→ **AIM OF THE TASK**
Make an exact copy of the entries below with the pictures removed.

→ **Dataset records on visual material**

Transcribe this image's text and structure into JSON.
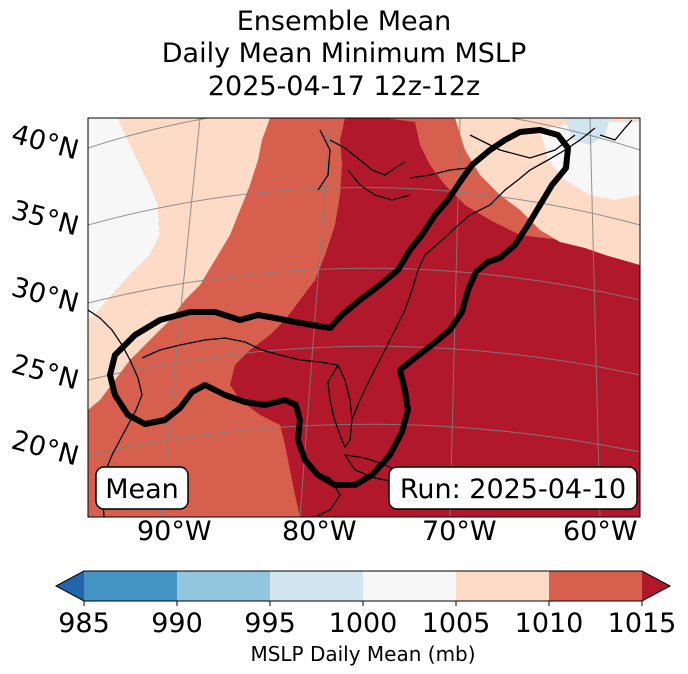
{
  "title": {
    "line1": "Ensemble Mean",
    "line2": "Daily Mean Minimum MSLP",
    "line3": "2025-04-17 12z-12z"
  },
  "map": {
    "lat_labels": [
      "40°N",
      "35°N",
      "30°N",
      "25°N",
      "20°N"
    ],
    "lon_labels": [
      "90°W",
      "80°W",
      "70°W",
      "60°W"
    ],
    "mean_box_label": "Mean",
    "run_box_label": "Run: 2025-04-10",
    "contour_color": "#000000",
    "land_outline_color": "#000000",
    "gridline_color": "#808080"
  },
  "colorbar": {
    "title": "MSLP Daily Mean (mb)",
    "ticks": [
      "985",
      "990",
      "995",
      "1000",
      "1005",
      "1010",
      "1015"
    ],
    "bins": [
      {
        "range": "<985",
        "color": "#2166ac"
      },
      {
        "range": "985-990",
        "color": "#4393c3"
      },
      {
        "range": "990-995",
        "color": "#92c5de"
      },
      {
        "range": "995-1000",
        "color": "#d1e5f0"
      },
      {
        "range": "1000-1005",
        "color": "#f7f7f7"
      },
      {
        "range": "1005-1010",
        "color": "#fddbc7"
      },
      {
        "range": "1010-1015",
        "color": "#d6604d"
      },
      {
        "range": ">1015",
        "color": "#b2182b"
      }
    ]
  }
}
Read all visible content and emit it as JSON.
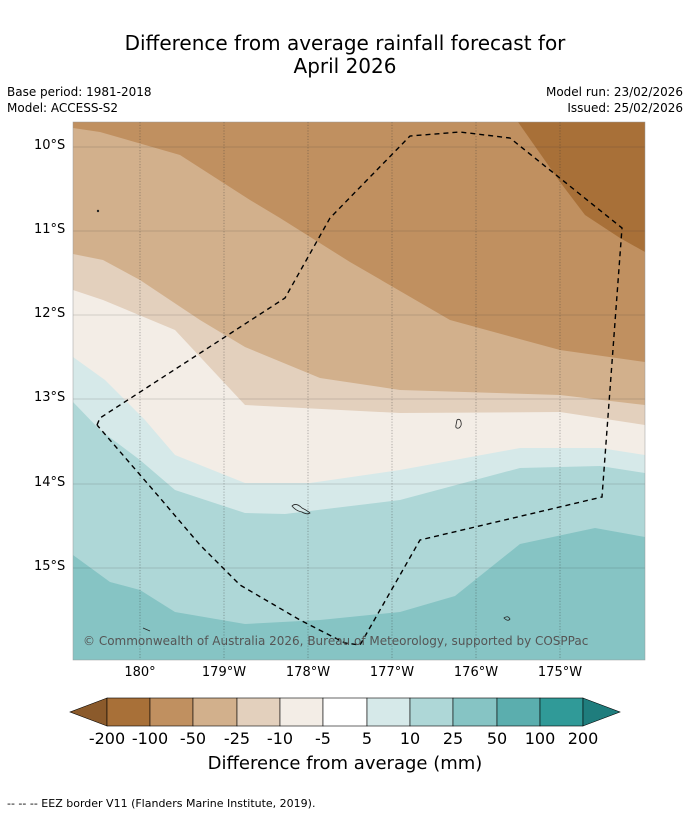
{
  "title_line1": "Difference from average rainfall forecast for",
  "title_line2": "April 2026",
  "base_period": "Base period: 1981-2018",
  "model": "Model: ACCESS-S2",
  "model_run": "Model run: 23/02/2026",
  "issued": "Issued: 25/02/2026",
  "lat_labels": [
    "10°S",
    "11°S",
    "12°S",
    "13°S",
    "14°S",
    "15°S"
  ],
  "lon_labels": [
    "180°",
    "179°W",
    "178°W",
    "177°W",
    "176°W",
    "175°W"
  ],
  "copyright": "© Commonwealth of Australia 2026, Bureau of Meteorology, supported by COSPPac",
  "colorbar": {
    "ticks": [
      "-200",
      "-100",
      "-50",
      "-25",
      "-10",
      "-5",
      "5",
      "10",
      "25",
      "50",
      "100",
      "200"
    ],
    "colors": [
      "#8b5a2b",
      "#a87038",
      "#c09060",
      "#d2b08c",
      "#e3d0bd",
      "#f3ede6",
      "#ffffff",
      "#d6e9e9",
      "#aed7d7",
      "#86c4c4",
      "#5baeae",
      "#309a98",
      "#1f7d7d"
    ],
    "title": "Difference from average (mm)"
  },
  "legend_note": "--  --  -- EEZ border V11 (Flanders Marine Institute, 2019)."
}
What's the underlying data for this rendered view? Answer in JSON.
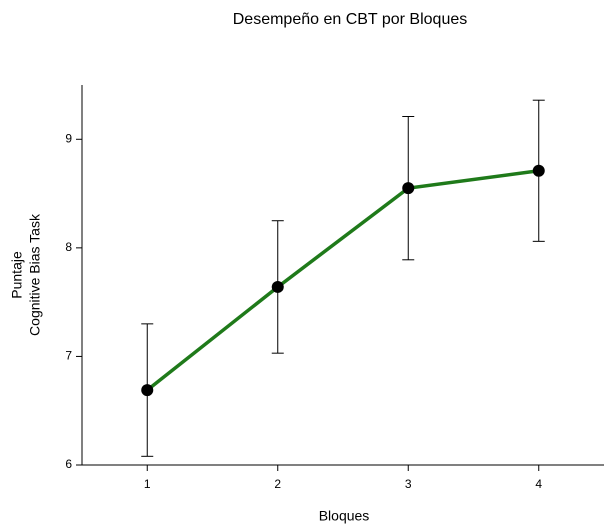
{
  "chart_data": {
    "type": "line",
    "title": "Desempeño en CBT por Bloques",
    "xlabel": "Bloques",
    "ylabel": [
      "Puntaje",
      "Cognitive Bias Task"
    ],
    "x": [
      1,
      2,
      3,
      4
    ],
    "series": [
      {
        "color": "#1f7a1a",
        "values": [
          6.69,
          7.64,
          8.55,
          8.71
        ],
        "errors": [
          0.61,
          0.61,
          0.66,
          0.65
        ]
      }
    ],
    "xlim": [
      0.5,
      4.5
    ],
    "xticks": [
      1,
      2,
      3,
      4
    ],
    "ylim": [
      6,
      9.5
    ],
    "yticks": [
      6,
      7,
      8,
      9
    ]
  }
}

→ **REPLY TO THE EXERCISE**
Transcribe this image's text and structure into JSON.
{
  "title": {
    "line1": "Ensemble Mean",
    "line2": "Daily Mean Minimum MSLP",
    "line3": "2025-04-17 12z-12z"
  },
  "map": {
    "lat_labels": [
      "40°N",
      "35°N",
      "30°N",
      "25°N",
      "20°N"
    ],
    "lon_labels": [
      "90°W",
      "80°W",
      "70°W",
      "60°W"
    ],
    "mean_box_label": "Mean",
    "run_box_label": "Run: 2025-04-10",
    "contour_color": "#000000",
    "land_outline_color": "#000000",
    "gridline_color": "#808080"
  },
  "colorbar": {
    "title": "MSLP Daily Mean (mb)",
    "ticks": [
      "985",
      "990",
      "995",
      "1000",
      "1005",
      "1010",
      "1015"
    ],
    "bins": [
      {
        "range": "<985",
        "color": "#2166ac"
      },
      {
        "range": "985-990",
        "color": "#4393c3"
      },
      {
        "range": "990-995",
        "color": "#92c5de"
      },
      {
        "range": "995-1000",
        "color": "#d1e5f0"
      },
      {
        "range": "1000-1005",
        "color": "#f7f7f7"
      },
      {
        "range": "1005-1010",
        "color": "#fddbc7"
      },
      {
        "range": "1010-1015",
        "color": "#d6604d"
      },
      {
        "range": ">1015",
        "color": "#b2182b"
      }
    ]
  }
}
Read all visible content and emit it as JSON.
{
  "title_line1": "Difference from average rainfall forecast for",
  "title_line2": "April 2026",
  "base_period": "Base period: 1981-2018",
  "model": "Model: ACCESS-S2",
  "model_run": "Model run: 23/02/2026",
  "issued": "Issued: 25/02/2026",
  "lat_labels": [
    "10°S",
    "11°S",
    "12°S",
    "13°S",
    "14°S",
    "15°S"
  ],
  "lon_labels": [
    "180°",
    "179°W",
    "178°W",
    "177°W",
    "176°W",
    "175°W"
  ],
  "copyright": "© Commonwealth of Australia 2026, Bureau of Meteorology, supported by COSPPac",
  "colorbar": {
    "ticks": [
      "-200",
      "-100",
      "-50",
      "-25",
      "-10",
      "-5",
      "5",
      "10",
      "25",
      "50",
      "100",
      "200"
    ],
    "colors": [
      "#8b5a2b",
      "#a87038",
      "#c09060",
      "#d2b08c",
      "#e3d0bd",
      "#f3ede6",
      "#ffffff",
      "#d6e9e9",
      "#aed7d7",
      "#86c4c4",
      "#5baeae",
      "#309a98",
      "#1f7d7d"
    ],
    "title": "Difference from average (mm)"
  },
  "legend_note": "--  --  -- EEZ border V11 (Flanders Marine Institute, 2019)."
}
What's the underlying data for this rendered view? Answer in JSON.
{
  "chart_data": {
    "type": "line",
    "title": "Desempeño en CBT por Bloques",
    "xlabel": "Bloques",
    "ylabel": [
      "Puntaje",
      "Cognitive Bias Task"
    ],
    "x": [
      1,
      2,
      3,
      4
    ],
    "series": [
      {
        "color": "#1f7a1a",
        "values": [
          6.69,
          7.64,
          8.55,
          8.71
        ],
        "errors": [
          0.61,
          0.61,
          0.66,
          0.65
        ]
      }
    ],
    "xlim": [
      0.5,
      4.5
    ],
    "xticks": [
      1,
      2,
      3,
      4
    ],
    "ylim": [
      6,
      9.5
    ],
    "yticks": [
      6,
      7,
      8,
      9
    ]
  }
}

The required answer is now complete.